[Data records]
..........

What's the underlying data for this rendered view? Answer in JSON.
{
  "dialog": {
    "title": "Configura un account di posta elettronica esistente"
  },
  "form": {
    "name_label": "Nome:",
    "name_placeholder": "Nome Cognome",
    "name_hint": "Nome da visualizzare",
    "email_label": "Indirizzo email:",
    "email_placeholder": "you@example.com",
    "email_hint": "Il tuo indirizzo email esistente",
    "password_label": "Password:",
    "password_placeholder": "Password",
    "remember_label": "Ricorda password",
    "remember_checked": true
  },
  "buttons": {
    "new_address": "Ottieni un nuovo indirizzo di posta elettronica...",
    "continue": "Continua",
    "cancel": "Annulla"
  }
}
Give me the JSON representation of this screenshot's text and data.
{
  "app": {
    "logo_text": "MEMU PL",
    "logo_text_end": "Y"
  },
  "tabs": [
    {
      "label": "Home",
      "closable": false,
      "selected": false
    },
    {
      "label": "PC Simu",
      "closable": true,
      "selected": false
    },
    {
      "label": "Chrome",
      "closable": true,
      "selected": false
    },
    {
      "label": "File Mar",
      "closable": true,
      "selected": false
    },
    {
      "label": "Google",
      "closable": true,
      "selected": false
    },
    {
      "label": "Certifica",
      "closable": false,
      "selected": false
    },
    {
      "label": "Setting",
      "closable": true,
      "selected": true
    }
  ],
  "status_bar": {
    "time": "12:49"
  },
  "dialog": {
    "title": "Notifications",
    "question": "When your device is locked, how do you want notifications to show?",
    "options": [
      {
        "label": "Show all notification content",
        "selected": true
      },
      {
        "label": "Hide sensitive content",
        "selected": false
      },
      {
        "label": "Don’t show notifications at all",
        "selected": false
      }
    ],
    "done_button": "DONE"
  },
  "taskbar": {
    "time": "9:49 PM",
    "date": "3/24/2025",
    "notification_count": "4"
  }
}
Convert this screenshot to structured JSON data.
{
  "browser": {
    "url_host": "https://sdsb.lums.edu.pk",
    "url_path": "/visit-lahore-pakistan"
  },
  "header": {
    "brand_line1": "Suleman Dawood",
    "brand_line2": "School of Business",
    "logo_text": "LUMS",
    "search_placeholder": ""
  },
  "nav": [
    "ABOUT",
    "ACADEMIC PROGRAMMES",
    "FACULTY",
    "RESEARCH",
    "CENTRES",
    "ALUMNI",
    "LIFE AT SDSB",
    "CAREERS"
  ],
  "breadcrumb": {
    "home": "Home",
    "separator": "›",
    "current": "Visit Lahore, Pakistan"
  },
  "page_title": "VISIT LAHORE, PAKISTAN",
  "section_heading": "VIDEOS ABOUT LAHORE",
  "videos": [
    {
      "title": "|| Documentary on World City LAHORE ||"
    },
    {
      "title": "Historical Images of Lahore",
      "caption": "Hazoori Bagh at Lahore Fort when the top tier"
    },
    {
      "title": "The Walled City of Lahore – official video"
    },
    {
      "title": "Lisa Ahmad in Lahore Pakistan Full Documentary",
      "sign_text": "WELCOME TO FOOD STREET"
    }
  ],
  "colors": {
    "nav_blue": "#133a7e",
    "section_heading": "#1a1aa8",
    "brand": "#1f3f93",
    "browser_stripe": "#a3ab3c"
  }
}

..........

* _Directive_: Where a line of the records above holds the word "esistente", copy that line.

* _Result_:
    "title": "Configura un account di posta elettronica esistente"
    "email_hint": "Il tuo indirizzo email esistente",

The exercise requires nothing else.